What is needed:
Wherever the word "clef" appears in the entries, copy the whole line.

━━━━━ Data for this task

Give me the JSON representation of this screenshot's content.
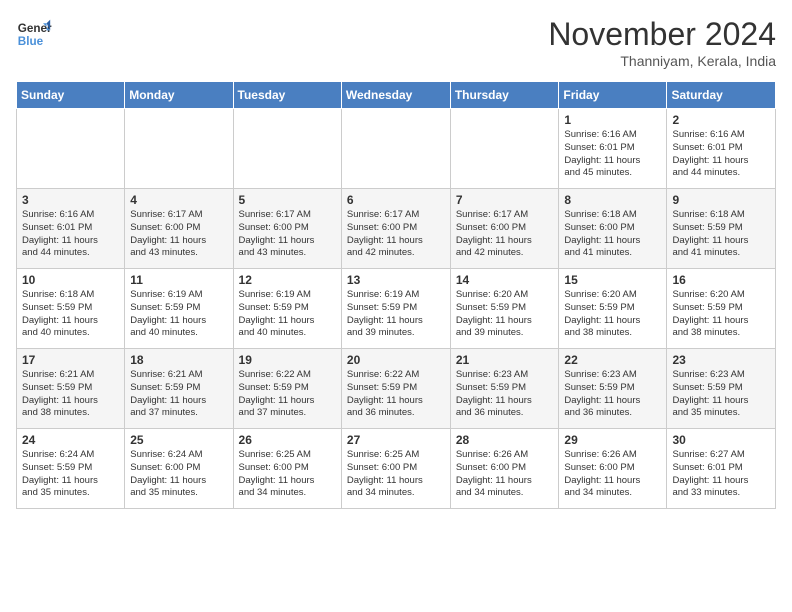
{
  "logo": {
    "line1": "General",
    "line2": "Blue"
  },
  "title": "November 2024",
  "location": "Thanniyam, Kerala, India",
  "weekdays": [
    "Sunday",
    "Monday",
    "Tuesday",
    "Wednesday",
    "Thursday",
    "Friday",
    "Saturday"
  ],
  "weeks": [
    [
      {
        "day": "",
        "info": ""
      },
      {
        "day": "",
        "info": ""
      },
      {
        "day": "",
        "info": ""
      },
      {
        "day": "",
        "info": ""
      },
      {
        "day": "",
        "info": ""
      },
      {
        "day": "1",
        "info": "Sunrise: 6:16 AM\nSunset: 6:01 PM\nDaylight: 11 hours\nand 45 minutes."
      },
      {
        "day": "2",
        "info": "Sunrise: 6:16 AM\nSunset: 6:01 PM\nDaylight: 11 hours\nand 44 minutes."
      }
    ],
    [
      {
        "day": "3",
        "info": "Sunrise: 6:16 AM\nSunset: 6:01 PM\nDaylight: 11 hours\nand 44 minutes."
      },
      {
        "day": "4",
        "info": "Sunrise: 6:17 AM\nSunset: 6:00 PM\nDaylight: 11 hours\nand 43 minutes."
      },
      {
        "day": "5",
        "info": "Sunrise: 6:17 AM\nSunset: 6:00 PM\nDaylight: 11 hours\nand 43 minutes."
      },
      {
        "day": "6",
        "info": "Sunrise: 6:17 AM\nSunset: 6:00 PM\nDaylight: 11 hours\nand 42 minutes."
      },
      {
        "day": "7",
        "info": "Sunrise: 6:17 AM\nSunset: 6:00 PM\nDaylight: 11 hours\nand 42 minutes."
      },
      {
        "day": "8",
        "info": "Sunrise: 6:18 AM\nSunset: 6:00 PM\nDaylight: 11 hours\nand 41 minutes."
      },
      {
        "day": "9",
        "info": "Sunrise: 6:18 AM\nSunset: 5:59 PM\nDaylight: 11 hours\nand 41 minutes."
      }
    ],
    [
      {
        "day": "10",
        "info": "Sunrise: 6:18 AM\nSunset: 5:59 PM\nDaylight: 11 hours\nand 40 minutes."
      },
      {
        "day": "11",
        "info": "Sunrise: 6:19 AM\nSunset: 5:59 PM\nDaylight: 11 hours\nand 40 minutes."
      },
      {
        "day": "12",
        "info": "Sunrise: 6:19 AM\nSunset: 5:59 PM\nDaylight: 11 hours\nand 40 minutes."
      },
      {
        "day": "13",
        "info": "Sunrise: 6:19 AM\nSunset: 5:59 PM\nDaylight: 11 hours\nand 39 minutes."
      },
      {
        "day": "14",
        "info": "Sunrise: 6:20 AM\nSunset: 5:59 PM\nDaylight: 11 hours\nand 39 minutes."
      },
      {
        "day": "15",
        "info": "Sunrise: 6:20 AM\nSunset: 5:59 PM\nDaylight: 11 hours\nand 38 minutes."
      },
      {
        "day": "16",
        "info": "Sunrise: 6:20 AM\nSunset: 5:59 PM\nDaylight: 11 hours\nand 38 minutes."
      }
    ],
    [
      {
        "day": "17",
        "info": "Sunrise: 6:21 AM\nSunset: 5:59 PM\nDaylight: 11 hours\nand 38 minutes."
      },
      {
        "day": "18",
        "info": "Sunrise: 6:21 AM\nSunset: 5:59 PM\nDaylight: 11 hours\nand 37 minutes."
      },
      {
        "day": "19",
        "info": "Sunrise: 6:22 AM\nSunset: 5:59 PM\nDaylight: 11 hours\nand 37 minutes."
      },
      {
        "day": "20",
        "info": "Sunrise: 6:22 AM\nSunset: 5:59 PM\nDaylight: 11 hours\nand 36 minutes."
      },
      {
        "day": "21",
        "info": "Sunrise: 6:23 AM\nSunset: 5:59 PM\nDaylight: 11 hours\nand 36 minutes."
      },
      {
        "day": "22",
        "info": "Sunrise: 6:23 AM\nSunset: 5:59 PM\nDaylight: 11 hours\nand 36 minutes."
      },
      {
        "day": "23",
        "info": "Sunrise: 6:23 AM\nSunset: 5:59 PM\nDaylight: 11 hours\nand 35 minutes."
      }
    ],
    [
      {
        "day": "24",
        "info": "Sunrise: 6:24 AM\nSunset: 5:59 PM\nDaylight: 11 hours\nand 35 minutes."
      },
      {
        "day": "25",
        "info": "Sunrise: 6:24 AM\nSunset: 6:00 PM\nDaylight: 11 hours\nand 35 minutes."
      },
      {
        "day": "26",
        "info": "Sunrise: 6:25 AM\nSunset: 6:00 PM\nDaylight: 11 hours\nand 34 minutes."
      },
      {
        "day": "27",
        "info": "Sunrise: 6:25 AM\nSunset: 6:00 PM\nDaylight: 11 hours\nand 34 minutes."
      },
      {
        "day": "28",
        "info": "Sunrise: 6:26 AM\nSunset: 6:00 PM\nDaylight: 11 hours\nand 34 minutes."
      },
      {
        "day": "29",
        "info": "Sunrise: 6:26 AM\nSunset: 6:00 PM\nDaylight: 11 hours\nand 34 minutes."
      },
      {
        "day": "30",
        "info": "Sunrise: 6:27 AM\nSunset: 6:01 PM\nDaylight: 11 hours\nand 33 minutes."
      }
    ]
  ]
}
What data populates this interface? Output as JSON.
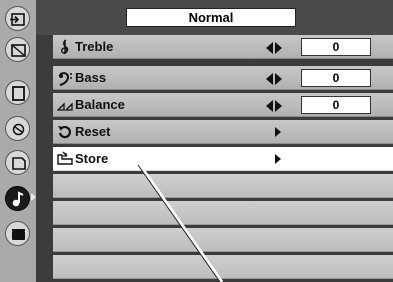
{
  "header": {
    "mode_value": "Normal"
  },
  "side_icons": [
    {
      "name": "input-icon"
    },
    {
      "name": "pc-adjust-icon"
    },
    {
      "name": "screen-icon"
    },
    {
      "name": "image-select-icon"
    },
    {
      "name": "image-adjust-icon"
    },
    {
      "name": "sound-icon",
      "active": true
    },
    {
      "name": "setting-icon"
    }
  ],
  "menu": {
    "items": [
      {
        "label": "Treble",
        "icon": "treble-clef-icon",
        "control": "adjust",
        "value": "0"
      },
      {
        "label": "Bass",
        "icon": "bass-clef-icon",
        "control": "adjust",
        "value": "0"
      },
      {
        "label": "Balance",
        "icon": "balance-icon",
        "control": "adjust",
        "value": "0"
      },
      {
        "label": "Reset",
        "icon": "reset-icon",
        "control": "arrow"
      },
      {
        "label": "Store",
        "icon": "store-icon",
        "control": "arrow",
        "selected": true
      }
    ]
  }
}
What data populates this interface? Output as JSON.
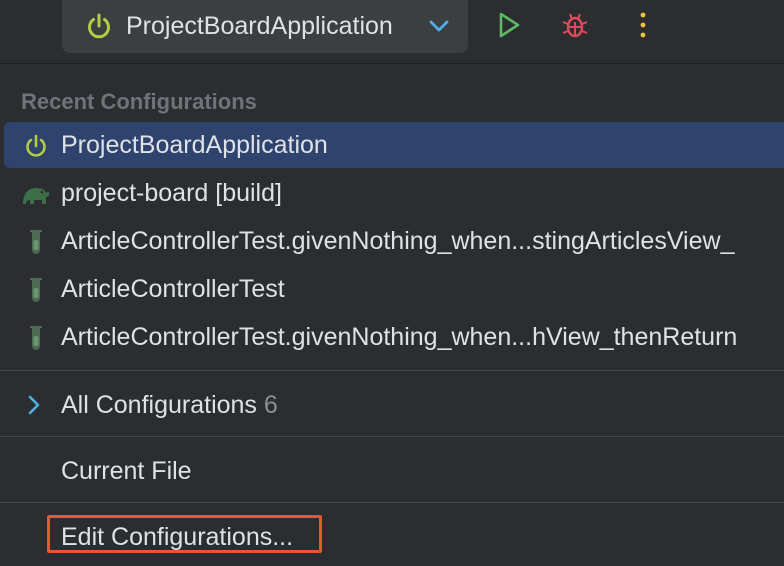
{
  "toolbar": {
    "config_name": "ProjectBoardApplication",
    "icons": {
      "power": "power-icon",
      "chevron": "chevron-down-icon",
      "run": "run-icon",
      "debug": "debug-icon",
      "more": "more-vertical-icon"
    },
    "colors": {
      "power": "#b5cc43",
      "run": "#5fb864",
      "debug": "#e5485b",
      "more": "#f0c33c",
      "chevron": "#4fb0e4"
    }
  },
  "popup": {
    "recent_header": "Recent Configurations",
    "recent_items": [
      {
        "label": "ProjectBoardApplication",
        "icon": "power-icon",
        "selected": true
      },
      {
        "label": "project-board [build]",
        "icon": "gradle-elephant-icon",
        "selected": false
      },
      {
        "label": "ArticleControllerTest.givenNothing_when...stingArticlesView_",
        "icon": "test-tube-icon",
        "selected": false
      },
      {
        "label": "ArticleControllerTest",
        "icon": "test-tube-icon",
        "selected": false
      },
      {
        "label": "ArticleControllerTest.givenNothing_when...hView_thenReturn",
        "icon": "test-tube-icon",
        "selected": false
      }
    ],
    "all_configurations": {
      "label": "All Configurations",
      "count": "6",
      "icon": "chevron-right-icon"
    },
    "current_file": "Current File",
    "edit_configurations": "Edit Configurations...",
    "colors": {
      "selected_bg": "#2e436e",
      "highlight_border": "#e8582b",
      "header_text": "#6f737a"
    }
  }
}
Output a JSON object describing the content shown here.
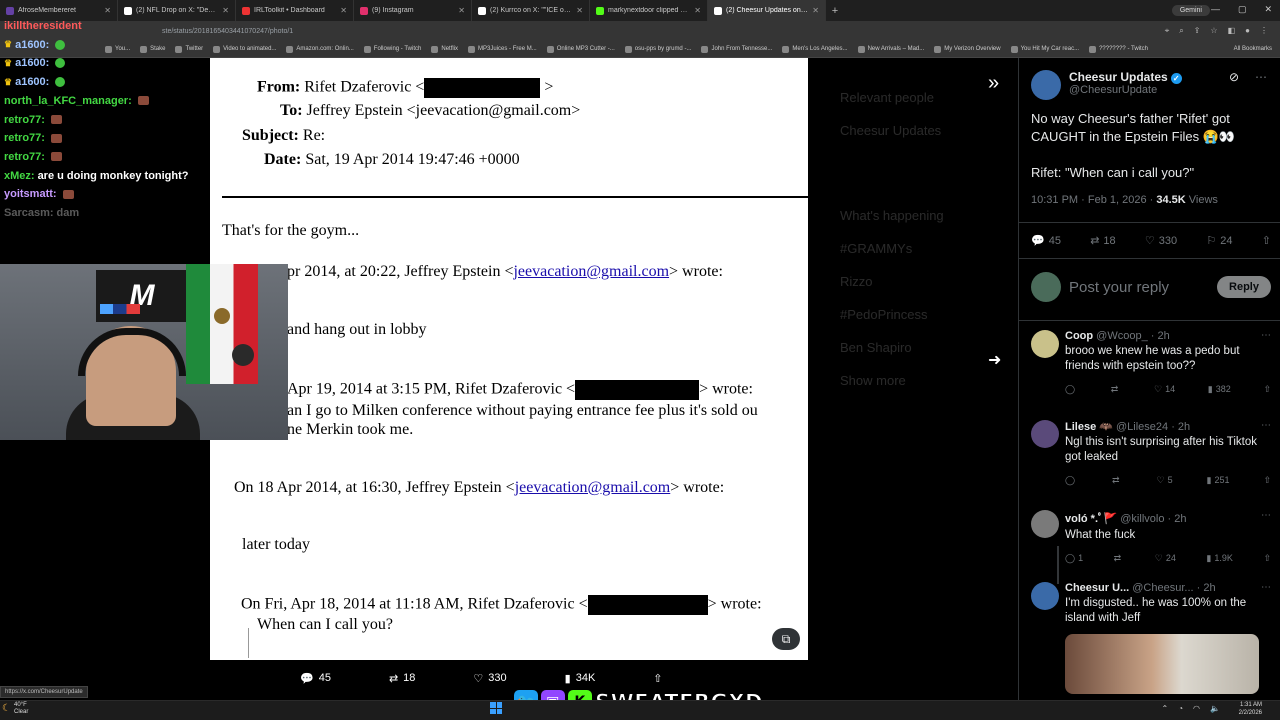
{
  "browser": {
    "tabs": [
      {
        "title": "AfroseMembereret",
        "color": "#6441a5"
      },
      {
        "title": "(2) NFL Drop on X: \"Despite sp",
        "color": "#ffffff"
      },
      {
        "title": "IRLToolkit • Dashboard",
        "color": "#e33"
      },
      {
        "title": "(9) Instagram",
        "color": "#e1306c"
      },
      {
        "title": "(2) Kurrco on X: \"\"ICE out. We'v",
        "color": "#ffffff"
      },
      {
        "title": "markynextdoor clipped by Ashr",
        "color": "#53fc18"
      },
      {
        "title": "(2) Cheesur Updates on X: \"No",
        "color": "#ffffff"
      }
    ],
    "gemini_label": "Gemini",
    "url": "ste/status/2018165403441070247/photo/1",
    "bookmarks": [
      "You...",
      "Stake",
      "Twitter",
      "Video to animated...",
      "Amazon.com: Onlin...",
      "Following - Twitch",
      "Netflix",
      "MP3Juices - Free M...",
      "Online MP3 Cutter -...",
      "osu-pps by grumd -...",
      "John From Tennesse...",
      "Men's Los Angeles...",
      "New Arrivals – Mad...",
      "My Verizon Overview",
      "You Hit My Car reac...",
      "???????? - Twitch"
    ],
    "all_bookmarks": "All Bookmarks"
  },
  "chat": [
    {
      "user": "ikilltheresident",
      "text": "",
      "color": "u-red"
    },
    {
      "user": "a1600:",
      "text": "",
      "color": "u-blue"
    },
    {
      "user": "a1600:",
      "text": "",
      "color": "u-blue"
    },
    {
      "user": "a1600:",
      "text": "",
      "color": "u-blue"
    },
    {
      "user": "north_la_KFC_manager:",
      "text": "",
      "color": "u-green"
    },
    {
      "user": "retro77:",
      "text": "",
      "color": "u-green"
    },
    {
      "user": "retro77:",
      "text": "",
      "color": "u-green"
    },
    {
      "user": "retro77:",
      "text": "",
      "color": "u-green"
    },
    {
      "user": "xMez:",
      "text": "are u doing monkey tonight?",
      "color": "u-green"
    },
    {
      "user": "yoitsmatt:",
      "text": "",
      "color": "u-purple"
    },
    {
      "user": "Sarcasm:",
      "text": "dam",
      "color": "u-white"
    }
  ],
  "email": {
    "from_label": "From:",
    "from_value": "Rifet Dzaferovic <",
    "to_label": "To:",
    "to_value": "Jeffrey Epstein <jeevacation@gmail.com>",
    "subject_label": "Subject:",
    "subject_value": "Re:",
    "date_label": "Date:",
    "date_value": "Sat, 19 Apr 2014 19:47:46 +0000",
    "body1": "That's for the goym...",
    "q1_pre": "pr 2014, at 20:22, Jeffrey Epstein <",
    "q1_link": "jeevacation@gmail.com",
    "q1_post": "> wrote:",
    "q1_body": "and hang out in lobby",
    "q2_pre": "Apr 19, 2014 at 3:15 PM, Rifet Dzaferovic <",
    "q2_post": "> wrote:",
    "q2_body1": "an I go to Milken conference without paying entrance fee plus it's sold ou",
    "q2_body2": "ne Merkin took me.",
    "q3_pre": "On 18 Apr 2014, at 16:30, Jeffrey Epstein <",
    "q3_link": "jeevacation@gmail.com",
    "q3_post": "> wrote:",
    "q3_body": "later today",
    "q4_pre": "On Fri, Apr 18, 2014 at 11:18 AM, Rifet Dzaferovic <",
    "q4_post": "> wrote:",
    "q4_body": "When can I call you?"
  },
  "photo_bar": {
    "replies": "45",
    "reposts": "18",
    "likes": "330",
    "views": "34K"
  },
  "dim_sidebar": [
    "Relevant people",
    "Cheesur Updates",
    "What's happening",
    "#GRAMMYs",
    "Rizzo",
    "#PedoPrincess",
    "Ben Shapiro",
    "Show more"
  ],
  "tweet": {
    "name": "Cheesur Updates",
    "handle": "@CheesurUpdate",
    "text1": "No way Cheesur's father 'Rifet' got CAUGHT in the Epstein Files 😭👀",
    "text2": "Rifet: \"When can i call you?\"",
    "time": "10:31 PM · Feb 1, 2026 · ",
    "views": "34.5K",
    "views_label": " Views",
    "replies": "45",
    "reposts": "18",
    "likes": "330",
    "bookmarks": "24",
    "reply_placeholder": "Post your reply",
    "reply_button": "Reply"
  },
  "replies": [
    {
      "name": "Coop",
      "handle": "@Wcoop_ · 2h",
      "text": "brooo we knew he was a pedo but friends with epstein too??",
      "r": "",
      "rt": "",
      "l": "14",
      "v": "382",
      "color": "#c9c18a"
    },
    {
      "name": "Lilese 🦇",
      "handle": "@Lilese24 · 2h",
      "text": "Ngl this isn't surprising after his Tiktok got leaked",
      "r": "",
      "rt": "",
      "l": "5",
      "v": "251",
      "color": "#5a4a7a"
    },
    {
      "name": "voló *.ﾟ🚩",
      "handle": "@killvolo · 2h",
      "text": "What the fuck",
      "r": "1",
      "rt": "",
      "l": "24",
      "v": "1.9K",
      "color": "#7a7a7a"
    },
    {
      "name": "Cheesur U...",
      "handle": "@Cheesur... · 2h",
      "text": "I'm disgusted.. he was 100% on the island with Jeff",
      "r": "",
      "rt": "",
      "l": "",
      "v": "",
      "color": "#3a6aa8"
    }
  ],
  "status_url": "https://x.com/CheesurUpdate",
  "stream_brand": "SWEATERGXD",
  "weather": {
    "temp": "40°F",
    "cond": "Clear"
  },
  "clock": {
    "time": "1:31 AM",
    "date": "2/2/2026"
  }
}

━━━━━━━━━━

Finished answer:
        "icon": "treble-clef-icon",
        "icon": "bass-clef-icon",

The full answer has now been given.